▶ **DO THIS**
Skip every picture and transcribe the remaining material exactly.

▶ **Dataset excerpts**
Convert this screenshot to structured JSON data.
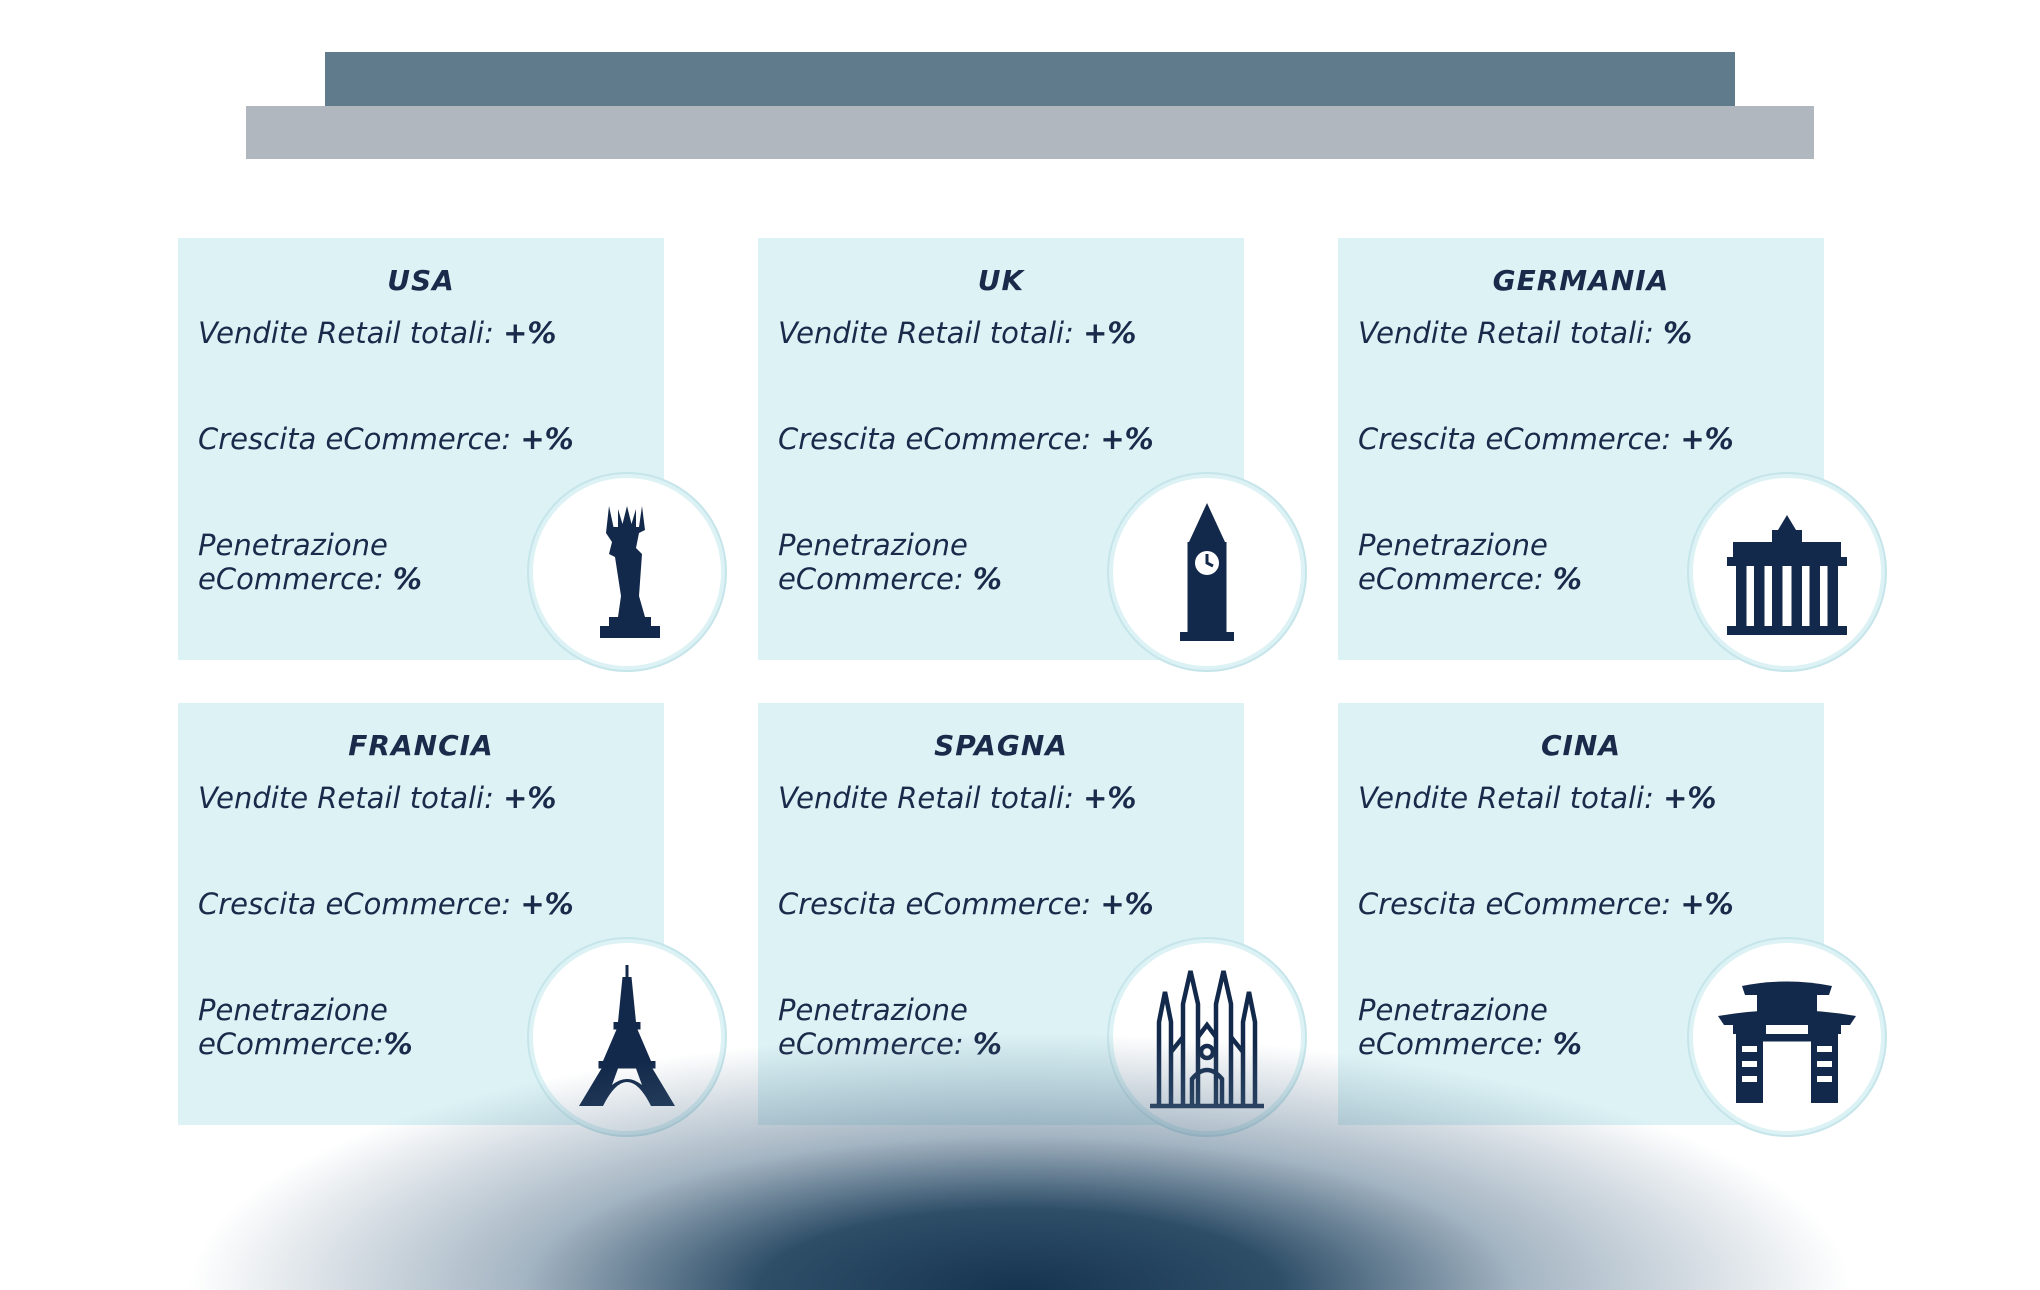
{
  "cards": [
    {
      "title": "USA",
      "retail_label": "Vendite Retail totali: ",
      "retail_value": "+%",
      "growth_label": "Crescita eCommerce: ",
      "growth_value": "+%",
      "pen_label": "Penetrazione eCommerce: ",
      "pen_value": "%",
      "icon": "statue-of-liberty-icon"
    },
    {
      "title": "UK",
      "retail_label": "Vendite Retail totali: ",
      "retail_value": "+%",
      "growth_label": "Crescita eCommerce: ",
      "growth_value": "+%",
      "pen_label": "Penetrazione eCommerce: ",
      "pen_value": "%",
      "icon": "big-ben-icon"
    },
    {
      "title": "GERMANIA",
      "retail_label": "Vendite Retail totali: ",
      "retail_value": "%",
      "growth_label": "Crescita eCommerce: ",
      "growth_value": "+%",
      "pen_label": "Penetrazione eCommerce: ",
      "pen_value": "%",
      "icon": "brandenburg-gate-icon"
    },
    {
      "title": "FRANCIA",
      "retail_label": "Vendite Retail totali: ",
      "retail_value": "+%",
      "growth_label": "Crescita eCommerce: ",
      "growth_value": "+%",
      "pen_label": "Penetrazione eCommerce:",
      "pen_value": "%",
      "icon": "eiffel-tower-icon"
    },
    {
      "title": "SPAGNA",
      "retail_label": "Vendite Retail totali: ",
      "retail_value": "+%",
      "growth_label": "Crescita eCommerce: ",
      "growth_value": "+%",
      "pen_label": "Penetrazione eCommerce: ",
      "pen_value": "%",
      "icon": "sagrada-familia-icon"
    },
    {
      "title": "CINA",
      "retail_label": "Vendite Retail totali: ",
      "retail_value": "+%",
      "growth_label": "Crescita eCommerce: ",
      "growth_value": "+%",
      "pen_label": "Penetrazione eCommerce: ",
      "pen_value": "%",
      "icon": "chinese-gate-icon"
    }
  ],
  "colors": {
    "card_bg": "#dcf2f5",
    "text": "#1a2a4a",
    "icon": "#13294b",
    "banner_top": "#5f7b8c",
    "banner_bottom": "#b0b7bf"
  }
}
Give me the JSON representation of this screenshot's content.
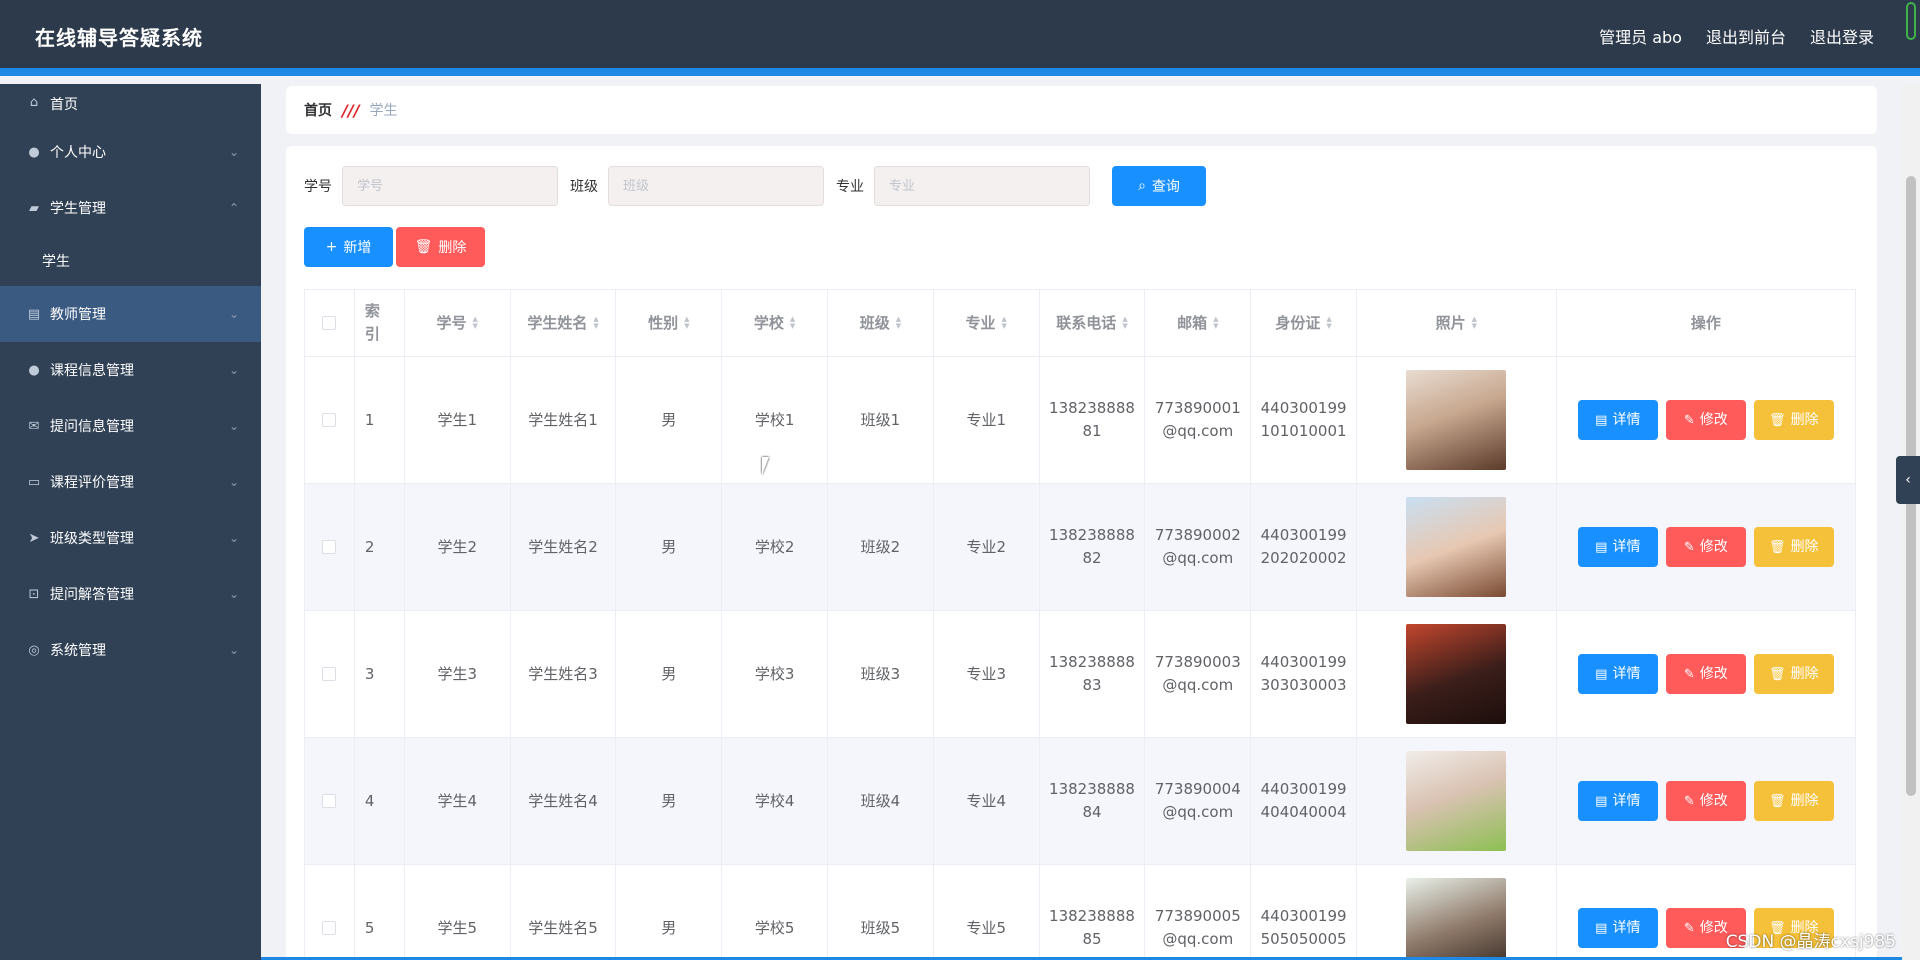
{
  "header": {
    "title": "在线辅导答疑系统",
    "user": "管理员 abo",
    "to_front": "退出到前台",
    "logout": "退出登录"
  },
  "sidebar": {
    "items": [
      {
        "label": "首页",
        "icon": "home-icon"
      },
      {
        "label": "个人中心",
        "icon": "user-icon"
      },
      {
        "label": "学生管理",
        "icon": "folder-icon"
      },
      {
        "label": "学生",
        "icon": ""
      },
      {
        "label": "教师管理",
        "icon": "briefcase-icon"
      },
      {
        "label": "课程信息管理",
        "icon": "user-icon"
      },
      {
        "label": "提问信息管理",
        "icon": "mail-icon"
      },
      {
        "label": "课程评价管理",
        "icon": "chat-icon"
      },
      {
        "label": "班级类型管理",
        "icon": "send-icon"
      },
      {
        "label": "提问解答管理",
        "icon": "crop-icon"
      },
      {
        "label": "系统管理",
        "icon": "settings-icon"
      }
    ]
  },
  "breadcrumb": {
    "home": "首页",
    "separator": "///",
    "current": "学生"
  },
  "search": {
    "student_no_label": "学号",
    "student_no_placeholder": "学号",
    "class_label": "班级",
    "class_placeholder": "班级",
    "major_label": "专业",
    "major_placeholder": "专业",
    "query_label": "查询"
  },
  "actions": {
    "add_label": "新增",
    "delete_label": "删除"
  },
  "table": {
    "headers": [
      "索引",
      "学号",
      "学生姓名",
      "性别",
      "学校",
      "班级",
      "专业",
      "联系电话",
      "邮箱",
      "身份证",
      "照片",
      "操作"
    ],
    "ops": {
      "detail": "详情",
      "edit": "修改",
      "delete": "删除"
    },
    "rows": [
      {
        "idx": "1",
        "no": "学生1",
        "name": "学生姓名1",
        "sex": "男",
        "school": "学校1",
        "cls": "班级1",
        "major": "专业1",
        "phone1": "138238888",
        "phone2": "81",
        "mail1": "773890001",
        "mail2": "@qq.com",
        "id1": "440300199",
        "id2": "101010001"
      },
      {
        "idx": "2",
        "no": "学生2",
        "name": "学生姓名2",
        "sex": "男",
        "school": "学校2",
        "cls": "班级2",
        "major": "专业2",
        "phone1": "138238888",
        "phone2": "82",
        "mail1": "773890002",
        "mail2": "@qq.com",
        "id1": "440300199",
        "id2": "202020002"
      },
      {
        "idx": "3",
        "no": "学生3",
        "name": "学生姓名3",
        "sex": "男",
        "school": "学校3",
        "cls": "班级3",
        "major": "专业3",
        "phone1": "138238888",
        "phone2": "83",
        "mail1": "773890003",
        "mail2": "@qq.com",
        "id1": "440300199",
        "id2": "303030003"
      },
      {
        "idx": "4",
        "no": "学生4",
        "name": "学生姓名4",
        "sex": "男",
        "school": "学校4",
        "cls": "班级4",
        "major": "专业4",
        "phone1": "138238888",
        "phone2": "84",
        "mail1": "773890004",
        "mail2": "@qq.com",
        "id1": "440300199",
        "id2": "404040004"
      },
      {
        "idx": "5",
        "no": "学生5",
        "name": "学生姓名5",
        "sex": "男",
        "school": "学校5",
        "cls": "班级5",
        "major": "专业5",
        "phone1": "138238888",
        "phone2": "85",
        "mail1": "773890005",
        "mail2": "@qq.com",
        "id1": "440300199",
        "id2": "505050005"
      }
    ]
  },
  "watermark": "CSDN @晶涛cxsj985",
  "colors": {
    "header_bg": "#2d3a4b",
    "sidebar_bg": "#304156",
    "primary": "#1890ff",
    "danger": "#ff5b5b",
    "warning": "#f5c13a"
  }
}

▶ **EXERCISE ANSWER**
Convert this screenshot to structured JSON data.
{
  "cards": [
    {
      "title": "USA",
      "retail_label": "Vendite Retail totali: ",
      "retail_value": "+%",
      "growth_label": "Crescita eCommerce: ",
      "growth_value": "+%",
      "pen_label": "Penetrazione eCommerce: ",
      "pen_value": "%",
      "icon": "statue-of-liberty-icon"
    },
    {
      "title": "UK",
      "retail_label": "Vendite Retail totali: ",
      "retail_value": "+%",
      "growth_label": "Crescita eCommerce: ",
      "growth_value": "+%",
      "pen_label": "Penetrazione eCommerce: ",
      "pen_value": "%",
      "icon": "big-ben-icon"
    },
    {
      "title": "GERMANIA",
      "retail_label": "Vendite Retail totali: ",
      "retail_value": "%",
      "growth_label": "Crescita eCommerce: ",
      "growth_value": "+%",
      "pen_label": "Penetrazione eCommerce: ",
      "pen_value": "%",
      "icon": "brandenburg-gate-icon"
    },
    {
      "title": "FRANCIA",
      "retail_label": "Vendite Retail totali: ",
      "retail_value": "+%",
      "growth_label": "Crescita eCommerce: ",
      "growth_value": "+%",
      "pen_label": "Penetrazione eCommerce:",
      "pen_value": "%",
      "icon": "eiffel-tower-icon"
    },
    {
      "title": "SPAGNA",
      "retail_label": "Vendite Retail totali: ",
      "retail_value": "+%",
      "growth_label": "Crescita eCommerce: ",
      "growth_value": "+%",
      "pen_label": "Penetrazione eCommerce: ",
      "pen_value": "%",
      "icon": "sagrada-familia-icon"
    },
    {
      "title": "CINA",
      "retail_label": "Vendite Retail totali: ",
      "retail_value": "+%",
      "growth_label": "Crescita eCommerce: ",
      "growth_value": "+%",
      "pen_label": "Penetrazione eCommerce: ",
      "pen_value": "%",
      "icon": "chinese-gate-icon"
    }
  ],
  "colors": {
    "card_bg": "#dcf2f5",
    "text": "#1a2a4a",
    "icon": "#13294b",
    "banner_top": "#5f7b8c",
    "banner_bottom": "#b0b7bf"
  }
}
Give me the JSON representation of this screenshot's content.
{
  "header": {
    "title": "在线辅导答疑系统",
    "user": "管理员 abo",
    "to_front": "退出到前台",
    "logout": "退出登录"
  },
  "sidebar": {
    "items": [
      {
        "label": "首页",
        "icon": "home-icon"
      },
      {
        "label": "个人中心",
        "icon": "user-icon"
      },
      {
        "label": "学生管理",
        "icon": "folder-icon"
      },
      {
        "label": "学生",
        "icon": ""
      },
      {
        "label": "教师管理",
        "icon": "briefcase-icon"
      },
      {
        "label": "课程信息管理",
        "icon": "user-icon"
      },
      {
        "label": "提问信息管理",
        "icon": "mail-icon"
      },
      {
        "label": "课程评价管理",
        "icon": "chat-icon"
      },
      {
        "label": "班级类型管理",
        "icon": "send-icon"
      },
      {
        "label": "提问解答管理",
        "icon": "crop-icon"
      },
      {
        "label": "系统管理",
        "icon": "settings-icon"
      }
    ]
  },
  "breadcrumb": {
    "home": "首页",
    "separator": "///",
    "current": "学生"
  },
  "search": {
    "student_no_label": "学号",
    "student_no_placeholder": "学号",
    "class_label": "班级",
    "class_placeholder": "班级",
    "major_label": "专业",
    "major_placeholder": "专业",
    "query_label": "查询"
  },
  "actions": {
    "add_label": "新增",
    "delete_label": "删除"
  },
  "table": {
    "headers": [
      "索引",
      "学号",
      "学生姓名",
      "性别",
      "学校",
      "班级",
      "专业",
      "联系电话",
      "邮箱",
      "身份证",
      "照片",
      "操作"
    ],
    "ops": {
      "detail": "详情",
      "edit": "修改",
      "delete": "删除"
    },
    "rows": [
      {
        "idx": "1",
        "no": "学生1",
        "name": "学生姓名1",
        "sex": "男",
        "school": "学校1",
        "cls": "班级1",
        "major": "专业1",
        "phone1": "138238888",
        "phone2": "81",
        "mail1": "773890001",
        "mail2": "@qq.com",
        "id1": "440300199",
        "id2": "101010001"
      },
      {
        "idx": "2",
        "no": "学生2",
        "name": "学生姓名2",
        "sex": "男",
        "school": "学校2",
        "cls": "班级2",
        "major": "专业2",
        "phone1": "138238888",
        "phone2": "82",
        "mail1": "773890002",
        "mail2": "@qq.com",
        "id1": "440300199",
        "id2": "202020002"
      },
      {
        "idx": "3",
        "no": "学生3",
        "name": "学生姓名3",
        "sex": "男",
        "school": "学校3",
        "cls": "班级3",
        "major": "专业3",
        "phone1": "138238888",
        "phone2": "83",
        "mail1": "773890003",
        "mail2": "@qq.com",
        "id1": "440300199",
        "id2": "303030003"
      },
      {
        "idx": "4",
        "no": "学生4",
        "name": "学生姓名4",
        "sex": "男",
        "school": "学校4",
        "cls": "班级4",
        "major": "专业4",
        "phone1": "138238888",
        "phone2": "84",
        "mail1": "773890004",
        "mail2": "@qq.com",
        "id1": "440300199",
        "id2": "404040004"
      },
      {
        "idx": "5",
        "no": "学生5",
        "name": "学生姓名5",
        "sex": "男",
        "school": "学校5",
        "cls": "班级5",
        "major": "专业5",
        "phone1": "138238888",
        "phone2": "85",
        "mail1": "773890005",
        "mail2": "@qq.com",
        "id1": "440300199",
        "id2": "505050005"
      }
    ]
  },
  "watermark": "CSDN @晶涛cxsj985",
  "colors": {
    "header_bg": "#2d3a4b",
    "sidebar_bg": "#304156",
    "primary": "#1890ff",
    "danger": "#ff5b5b",
    "warning": "#f5c13a"
  }
}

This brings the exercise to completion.